**WRITTEN PROBLEM**
Copy out the listing below word for word, from its first line through the line containing "menu-help[interactable]: Help [411, 42, 440, 58]", with that line included.

**GIVEN DATA**
------------------------------------

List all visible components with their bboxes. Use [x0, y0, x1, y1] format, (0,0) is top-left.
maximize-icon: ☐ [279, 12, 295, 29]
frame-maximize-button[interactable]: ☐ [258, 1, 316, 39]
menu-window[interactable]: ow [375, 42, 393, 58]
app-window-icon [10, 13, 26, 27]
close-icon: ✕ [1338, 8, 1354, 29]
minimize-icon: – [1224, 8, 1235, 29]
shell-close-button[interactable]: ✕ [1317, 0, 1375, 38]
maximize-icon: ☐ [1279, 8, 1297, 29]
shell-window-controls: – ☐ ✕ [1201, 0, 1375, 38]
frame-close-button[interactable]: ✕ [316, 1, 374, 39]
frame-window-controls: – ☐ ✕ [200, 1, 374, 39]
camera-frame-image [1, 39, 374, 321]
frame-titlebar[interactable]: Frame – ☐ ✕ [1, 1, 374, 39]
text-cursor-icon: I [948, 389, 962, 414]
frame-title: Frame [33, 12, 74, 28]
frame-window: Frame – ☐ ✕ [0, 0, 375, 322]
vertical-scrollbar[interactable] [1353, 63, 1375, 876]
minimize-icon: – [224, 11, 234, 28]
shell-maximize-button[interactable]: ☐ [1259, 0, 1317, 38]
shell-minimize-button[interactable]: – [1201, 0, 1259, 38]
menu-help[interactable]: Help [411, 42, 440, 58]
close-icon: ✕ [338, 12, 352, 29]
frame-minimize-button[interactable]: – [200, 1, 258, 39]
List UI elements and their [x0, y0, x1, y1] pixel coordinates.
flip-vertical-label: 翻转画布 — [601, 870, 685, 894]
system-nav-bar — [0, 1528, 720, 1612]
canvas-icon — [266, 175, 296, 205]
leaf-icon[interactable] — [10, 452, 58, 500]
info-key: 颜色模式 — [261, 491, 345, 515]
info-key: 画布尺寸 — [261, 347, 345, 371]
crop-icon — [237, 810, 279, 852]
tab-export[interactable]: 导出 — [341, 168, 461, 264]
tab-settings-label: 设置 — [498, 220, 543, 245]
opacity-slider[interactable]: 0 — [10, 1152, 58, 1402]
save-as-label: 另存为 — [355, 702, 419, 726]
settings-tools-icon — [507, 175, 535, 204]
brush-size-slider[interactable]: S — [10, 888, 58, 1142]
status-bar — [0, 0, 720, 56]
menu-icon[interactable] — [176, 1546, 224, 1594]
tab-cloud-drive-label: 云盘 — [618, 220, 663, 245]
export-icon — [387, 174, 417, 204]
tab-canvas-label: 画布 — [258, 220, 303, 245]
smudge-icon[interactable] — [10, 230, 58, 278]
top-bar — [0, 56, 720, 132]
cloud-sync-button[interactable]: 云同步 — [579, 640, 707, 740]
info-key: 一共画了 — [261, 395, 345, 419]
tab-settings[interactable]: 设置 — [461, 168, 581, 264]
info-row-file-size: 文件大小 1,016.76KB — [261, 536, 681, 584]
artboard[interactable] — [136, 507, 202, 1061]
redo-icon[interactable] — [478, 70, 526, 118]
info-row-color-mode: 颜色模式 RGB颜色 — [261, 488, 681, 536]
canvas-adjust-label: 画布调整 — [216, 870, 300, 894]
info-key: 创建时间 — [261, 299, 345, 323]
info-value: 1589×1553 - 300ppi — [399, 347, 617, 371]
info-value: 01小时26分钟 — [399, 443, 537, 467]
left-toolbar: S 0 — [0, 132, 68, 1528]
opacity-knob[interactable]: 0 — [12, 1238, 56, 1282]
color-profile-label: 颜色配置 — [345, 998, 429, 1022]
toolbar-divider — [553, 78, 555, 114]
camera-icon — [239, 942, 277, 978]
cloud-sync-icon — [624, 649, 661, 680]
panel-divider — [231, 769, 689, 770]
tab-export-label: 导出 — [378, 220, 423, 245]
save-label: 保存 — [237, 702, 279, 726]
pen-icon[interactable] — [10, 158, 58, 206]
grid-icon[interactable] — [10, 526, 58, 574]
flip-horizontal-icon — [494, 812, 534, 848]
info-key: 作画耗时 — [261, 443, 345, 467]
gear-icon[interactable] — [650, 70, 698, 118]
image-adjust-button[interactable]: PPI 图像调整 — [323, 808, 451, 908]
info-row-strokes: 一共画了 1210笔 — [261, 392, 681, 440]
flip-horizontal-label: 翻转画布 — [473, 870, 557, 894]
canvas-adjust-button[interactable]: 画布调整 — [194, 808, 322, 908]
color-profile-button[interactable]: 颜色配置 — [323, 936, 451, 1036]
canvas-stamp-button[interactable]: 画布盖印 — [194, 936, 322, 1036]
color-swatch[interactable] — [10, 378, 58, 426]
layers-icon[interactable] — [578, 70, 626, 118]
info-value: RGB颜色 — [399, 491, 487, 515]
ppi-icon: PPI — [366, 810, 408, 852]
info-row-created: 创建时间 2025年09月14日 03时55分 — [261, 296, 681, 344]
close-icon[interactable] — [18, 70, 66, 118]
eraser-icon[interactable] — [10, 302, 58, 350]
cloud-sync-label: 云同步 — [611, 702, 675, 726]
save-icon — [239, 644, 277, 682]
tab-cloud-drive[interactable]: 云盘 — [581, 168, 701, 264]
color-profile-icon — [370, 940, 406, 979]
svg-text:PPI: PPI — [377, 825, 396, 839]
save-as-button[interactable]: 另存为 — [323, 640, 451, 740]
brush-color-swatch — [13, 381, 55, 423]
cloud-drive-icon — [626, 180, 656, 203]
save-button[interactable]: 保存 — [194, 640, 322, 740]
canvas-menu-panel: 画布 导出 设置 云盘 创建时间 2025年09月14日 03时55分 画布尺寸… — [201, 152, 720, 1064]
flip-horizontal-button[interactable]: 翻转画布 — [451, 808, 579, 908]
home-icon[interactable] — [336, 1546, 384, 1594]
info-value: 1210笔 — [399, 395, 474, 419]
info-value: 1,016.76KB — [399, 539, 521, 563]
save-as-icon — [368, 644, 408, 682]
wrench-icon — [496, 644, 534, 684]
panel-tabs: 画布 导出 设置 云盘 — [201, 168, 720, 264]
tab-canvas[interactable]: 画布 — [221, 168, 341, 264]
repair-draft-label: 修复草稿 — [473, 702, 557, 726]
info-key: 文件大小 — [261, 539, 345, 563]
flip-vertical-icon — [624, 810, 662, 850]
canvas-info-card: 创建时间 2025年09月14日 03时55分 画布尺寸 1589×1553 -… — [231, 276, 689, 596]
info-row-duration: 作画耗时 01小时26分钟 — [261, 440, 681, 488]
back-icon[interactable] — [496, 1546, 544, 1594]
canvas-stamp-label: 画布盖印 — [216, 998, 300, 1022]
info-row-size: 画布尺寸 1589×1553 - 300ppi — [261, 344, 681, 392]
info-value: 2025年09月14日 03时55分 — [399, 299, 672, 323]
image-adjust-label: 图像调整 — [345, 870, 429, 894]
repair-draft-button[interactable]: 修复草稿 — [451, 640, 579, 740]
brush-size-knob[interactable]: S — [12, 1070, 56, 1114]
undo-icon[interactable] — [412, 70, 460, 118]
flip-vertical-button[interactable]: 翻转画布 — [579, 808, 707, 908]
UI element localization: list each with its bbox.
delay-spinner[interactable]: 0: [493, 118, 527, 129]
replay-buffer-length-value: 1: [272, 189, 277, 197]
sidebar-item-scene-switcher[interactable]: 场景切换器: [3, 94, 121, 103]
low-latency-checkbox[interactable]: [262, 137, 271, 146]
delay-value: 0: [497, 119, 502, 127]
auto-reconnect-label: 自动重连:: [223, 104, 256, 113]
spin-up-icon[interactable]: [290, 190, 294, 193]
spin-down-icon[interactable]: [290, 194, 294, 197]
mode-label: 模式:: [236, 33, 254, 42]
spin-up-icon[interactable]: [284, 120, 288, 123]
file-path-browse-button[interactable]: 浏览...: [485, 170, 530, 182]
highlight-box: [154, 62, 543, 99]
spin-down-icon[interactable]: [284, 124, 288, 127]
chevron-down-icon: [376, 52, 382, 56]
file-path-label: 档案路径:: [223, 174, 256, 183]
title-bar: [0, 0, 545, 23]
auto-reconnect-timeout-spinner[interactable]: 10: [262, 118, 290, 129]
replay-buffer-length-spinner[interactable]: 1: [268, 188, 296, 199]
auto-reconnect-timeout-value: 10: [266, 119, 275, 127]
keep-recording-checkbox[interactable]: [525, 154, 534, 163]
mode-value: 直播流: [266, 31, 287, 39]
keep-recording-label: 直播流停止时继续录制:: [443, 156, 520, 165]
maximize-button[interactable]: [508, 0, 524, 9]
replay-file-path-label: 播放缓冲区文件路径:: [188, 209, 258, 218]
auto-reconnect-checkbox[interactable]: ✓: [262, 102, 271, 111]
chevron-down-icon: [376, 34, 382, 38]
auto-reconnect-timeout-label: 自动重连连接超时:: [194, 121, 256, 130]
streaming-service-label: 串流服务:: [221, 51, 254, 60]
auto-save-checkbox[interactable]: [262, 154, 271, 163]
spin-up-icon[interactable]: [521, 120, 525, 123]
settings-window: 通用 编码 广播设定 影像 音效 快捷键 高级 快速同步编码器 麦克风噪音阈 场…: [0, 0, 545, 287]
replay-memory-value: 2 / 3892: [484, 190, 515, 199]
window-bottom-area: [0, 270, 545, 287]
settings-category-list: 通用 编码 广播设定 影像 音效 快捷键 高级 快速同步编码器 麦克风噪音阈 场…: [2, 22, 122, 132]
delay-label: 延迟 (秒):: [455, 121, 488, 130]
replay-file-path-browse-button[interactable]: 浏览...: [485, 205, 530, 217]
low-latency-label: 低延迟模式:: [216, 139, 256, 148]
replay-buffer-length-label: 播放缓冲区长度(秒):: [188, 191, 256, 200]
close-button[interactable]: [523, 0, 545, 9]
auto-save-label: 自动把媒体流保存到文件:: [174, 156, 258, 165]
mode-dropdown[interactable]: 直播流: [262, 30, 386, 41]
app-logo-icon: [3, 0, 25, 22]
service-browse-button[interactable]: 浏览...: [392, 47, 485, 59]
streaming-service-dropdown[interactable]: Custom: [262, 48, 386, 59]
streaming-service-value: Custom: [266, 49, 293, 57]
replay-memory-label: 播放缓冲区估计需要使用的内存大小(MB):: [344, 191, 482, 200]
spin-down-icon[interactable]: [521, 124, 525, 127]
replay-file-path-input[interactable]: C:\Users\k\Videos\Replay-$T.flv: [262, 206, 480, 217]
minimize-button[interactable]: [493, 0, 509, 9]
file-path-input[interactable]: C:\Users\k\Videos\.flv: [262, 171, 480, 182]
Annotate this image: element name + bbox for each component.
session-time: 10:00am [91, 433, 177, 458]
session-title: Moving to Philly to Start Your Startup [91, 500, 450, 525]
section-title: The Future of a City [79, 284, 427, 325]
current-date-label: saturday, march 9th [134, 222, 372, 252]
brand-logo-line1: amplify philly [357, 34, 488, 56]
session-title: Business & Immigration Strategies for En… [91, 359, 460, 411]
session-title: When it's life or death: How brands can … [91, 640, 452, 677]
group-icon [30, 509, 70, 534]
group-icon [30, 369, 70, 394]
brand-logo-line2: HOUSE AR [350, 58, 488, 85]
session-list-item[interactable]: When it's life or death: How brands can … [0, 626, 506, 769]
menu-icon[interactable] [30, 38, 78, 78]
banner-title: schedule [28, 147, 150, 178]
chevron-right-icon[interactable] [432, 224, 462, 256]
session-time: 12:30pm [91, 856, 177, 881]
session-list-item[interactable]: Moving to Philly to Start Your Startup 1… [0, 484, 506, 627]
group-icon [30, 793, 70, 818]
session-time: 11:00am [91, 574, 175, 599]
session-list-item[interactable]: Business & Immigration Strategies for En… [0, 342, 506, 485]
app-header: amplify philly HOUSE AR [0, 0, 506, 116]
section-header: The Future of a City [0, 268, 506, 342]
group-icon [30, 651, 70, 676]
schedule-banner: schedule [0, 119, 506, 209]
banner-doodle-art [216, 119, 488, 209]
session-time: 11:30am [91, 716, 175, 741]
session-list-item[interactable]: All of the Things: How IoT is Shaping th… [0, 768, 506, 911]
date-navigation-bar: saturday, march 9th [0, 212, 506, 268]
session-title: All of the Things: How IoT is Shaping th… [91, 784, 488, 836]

------------------------------------

**RESULT BELOW**
List all visible components with their bboxes. Use [x0, y0, x1, y1] format, (0,0) is top-left.
maximize-icon: ☐ [279, 12, 295, 29]
frame-maximize-button[interactable]: ☐ [258, 1, 316, 39]
menu-window[interactable]: ow [375, 42, 393, 58]
app-window-icon [10, 13, 26, 27]
close-icon: ✕ [1338, 8, 1354, 29]
minimize-icon: – [1224, 8, 1235, 29]
shell-close-button[interactable]: ✕ [1317, 0, 1375, 38]
maximize-icon: ☐ [1279, 8, 1297, 29]
shell-window-controls: – ☐ ✕ [1201, 0, 1375, 38]
frame-close-button[interactable]: ✕ [316, 1, 374, 39]
frame-window-controls: – ☐ ✕ [200, 1, 374, 39]
camera-frame-image [1, 39, 374, 321]
frame-titlebar[interactable]: Frame – ☐ ✕ [1, 1, 374, 39]
text-cursor-icon: I [948, 389, 962, 414]
frame-title: Frame [33, 12, 74, 28]
frame-window: Frame – ☐ ✕ [0, 0, 375, 322]
vertical-scrollbar[interactable] [1353, 63, 1375, 876]
minimize-icon: – [224, 11, 234, 28]
shell-maximize-button[interactable]: ☐ [1259, 0, 1317, 38]
shell-minimize-button[interactable]: – [1201, 0, 1259, 38]
menu-help[interactable]: Help [411, 42, 440, 58]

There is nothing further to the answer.